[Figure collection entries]
## Start

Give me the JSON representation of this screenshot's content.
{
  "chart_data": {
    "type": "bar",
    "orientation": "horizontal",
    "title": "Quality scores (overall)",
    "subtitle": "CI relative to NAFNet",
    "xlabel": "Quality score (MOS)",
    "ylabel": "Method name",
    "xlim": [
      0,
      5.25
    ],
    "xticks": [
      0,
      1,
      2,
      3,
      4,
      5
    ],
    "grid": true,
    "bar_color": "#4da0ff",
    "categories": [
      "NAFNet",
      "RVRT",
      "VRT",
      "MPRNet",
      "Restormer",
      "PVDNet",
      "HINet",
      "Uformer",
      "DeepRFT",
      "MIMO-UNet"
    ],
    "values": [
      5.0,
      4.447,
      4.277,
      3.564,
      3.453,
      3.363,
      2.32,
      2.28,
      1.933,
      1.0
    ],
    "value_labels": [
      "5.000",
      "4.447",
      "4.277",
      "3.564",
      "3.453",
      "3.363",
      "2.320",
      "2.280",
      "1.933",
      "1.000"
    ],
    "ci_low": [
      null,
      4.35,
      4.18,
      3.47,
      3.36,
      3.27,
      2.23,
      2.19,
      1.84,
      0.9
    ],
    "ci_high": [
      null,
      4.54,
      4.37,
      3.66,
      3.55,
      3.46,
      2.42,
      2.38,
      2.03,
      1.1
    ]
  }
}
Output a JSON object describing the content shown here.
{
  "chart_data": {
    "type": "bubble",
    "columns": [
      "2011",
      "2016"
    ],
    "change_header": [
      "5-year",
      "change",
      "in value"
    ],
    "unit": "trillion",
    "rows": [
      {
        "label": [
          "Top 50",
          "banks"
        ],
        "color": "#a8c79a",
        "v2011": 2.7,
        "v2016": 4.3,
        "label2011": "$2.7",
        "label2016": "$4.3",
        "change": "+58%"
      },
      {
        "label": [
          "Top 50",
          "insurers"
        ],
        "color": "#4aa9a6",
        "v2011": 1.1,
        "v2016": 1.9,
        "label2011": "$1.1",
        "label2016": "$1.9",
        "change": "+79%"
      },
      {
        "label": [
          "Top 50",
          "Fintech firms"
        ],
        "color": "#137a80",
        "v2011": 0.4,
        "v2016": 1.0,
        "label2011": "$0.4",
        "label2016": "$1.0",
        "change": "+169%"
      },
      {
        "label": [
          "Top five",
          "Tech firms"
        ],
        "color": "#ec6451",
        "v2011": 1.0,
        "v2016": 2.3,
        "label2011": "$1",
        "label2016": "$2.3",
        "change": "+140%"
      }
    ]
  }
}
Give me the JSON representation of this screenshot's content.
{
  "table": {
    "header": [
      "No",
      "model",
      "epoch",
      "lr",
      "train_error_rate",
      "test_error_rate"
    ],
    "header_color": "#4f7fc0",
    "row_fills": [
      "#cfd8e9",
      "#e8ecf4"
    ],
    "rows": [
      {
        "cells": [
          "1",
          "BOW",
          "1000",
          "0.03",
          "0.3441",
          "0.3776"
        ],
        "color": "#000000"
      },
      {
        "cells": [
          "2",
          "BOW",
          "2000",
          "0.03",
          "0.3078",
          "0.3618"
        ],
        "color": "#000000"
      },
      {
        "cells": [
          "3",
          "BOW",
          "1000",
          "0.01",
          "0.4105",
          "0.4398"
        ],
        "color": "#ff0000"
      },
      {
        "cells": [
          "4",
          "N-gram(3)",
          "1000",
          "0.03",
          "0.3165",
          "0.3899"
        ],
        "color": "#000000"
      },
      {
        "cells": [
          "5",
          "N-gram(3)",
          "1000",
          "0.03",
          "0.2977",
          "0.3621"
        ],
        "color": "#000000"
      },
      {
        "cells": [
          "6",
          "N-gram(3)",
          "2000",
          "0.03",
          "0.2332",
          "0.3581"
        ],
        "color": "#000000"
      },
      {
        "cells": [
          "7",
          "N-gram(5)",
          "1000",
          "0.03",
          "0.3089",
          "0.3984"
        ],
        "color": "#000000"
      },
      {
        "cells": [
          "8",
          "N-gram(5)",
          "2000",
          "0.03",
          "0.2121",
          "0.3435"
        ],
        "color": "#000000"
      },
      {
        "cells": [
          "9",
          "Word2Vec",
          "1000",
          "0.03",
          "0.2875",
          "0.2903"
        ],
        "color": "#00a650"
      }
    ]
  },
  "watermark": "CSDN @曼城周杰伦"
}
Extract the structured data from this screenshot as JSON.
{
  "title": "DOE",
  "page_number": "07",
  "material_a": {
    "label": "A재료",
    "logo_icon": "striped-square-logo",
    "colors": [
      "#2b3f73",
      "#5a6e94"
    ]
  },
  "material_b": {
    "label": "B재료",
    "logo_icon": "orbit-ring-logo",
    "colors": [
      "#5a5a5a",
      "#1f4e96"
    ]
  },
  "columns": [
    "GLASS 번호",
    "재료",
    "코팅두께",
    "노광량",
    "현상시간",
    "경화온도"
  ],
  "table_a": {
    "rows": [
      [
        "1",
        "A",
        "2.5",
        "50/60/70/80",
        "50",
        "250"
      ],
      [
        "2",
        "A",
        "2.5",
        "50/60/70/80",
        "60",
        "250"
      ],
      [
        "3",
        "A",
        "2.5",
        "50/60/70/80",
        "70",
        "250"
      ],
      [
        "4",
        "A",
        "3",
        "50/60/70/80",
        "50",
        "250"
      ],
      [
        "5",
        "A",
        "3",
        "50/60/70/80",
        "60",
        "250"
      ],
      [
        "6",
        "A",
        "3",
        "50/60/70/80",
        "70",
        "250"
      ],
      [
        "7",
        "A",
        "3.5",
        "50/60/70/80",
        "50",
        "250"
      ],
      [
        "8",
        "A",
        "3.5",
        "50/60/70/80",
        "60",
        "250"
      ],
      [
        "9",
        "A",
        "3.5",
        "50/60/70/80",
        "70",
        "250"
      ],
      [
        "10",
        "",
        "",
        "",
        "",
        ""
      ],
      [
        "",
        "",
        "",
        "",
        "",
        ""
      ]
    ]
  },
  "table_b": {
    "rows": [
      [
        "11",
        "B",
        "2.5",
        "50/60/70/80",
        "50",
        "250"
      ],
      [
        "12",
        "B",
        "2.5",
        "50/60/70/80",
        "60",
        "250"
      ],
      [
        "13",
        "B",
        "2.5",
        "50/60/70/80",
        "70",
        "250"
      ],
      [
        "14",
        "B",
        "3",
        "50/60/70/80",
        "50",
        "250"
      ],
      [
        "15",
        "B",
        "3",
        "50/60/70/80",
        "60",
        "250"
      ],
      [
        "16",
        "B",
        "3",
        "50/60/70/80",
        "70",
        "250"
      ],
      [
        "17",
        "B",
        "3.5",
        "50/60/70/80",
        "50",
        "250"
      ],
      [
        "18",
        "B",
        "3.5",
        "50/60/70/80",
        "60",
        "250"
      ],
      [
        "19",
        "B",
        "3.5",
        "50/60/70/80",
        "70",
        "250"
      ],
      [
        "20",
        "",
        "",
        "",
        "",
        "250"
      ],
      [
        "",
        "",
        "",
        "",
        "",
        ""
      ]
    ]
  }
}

## End

• DESCRIPTION OF THE TASK:
Which lines hold the string "JSON"? Copy all of them from the data above.

• TASK SOLUTION:
Give me the JSON representation of this screenshot's content.
Output a JSON object describing the content shown here.
Give me the JSON representation of this screenshot's content.
Extract the structured data from this screenshot as JSON.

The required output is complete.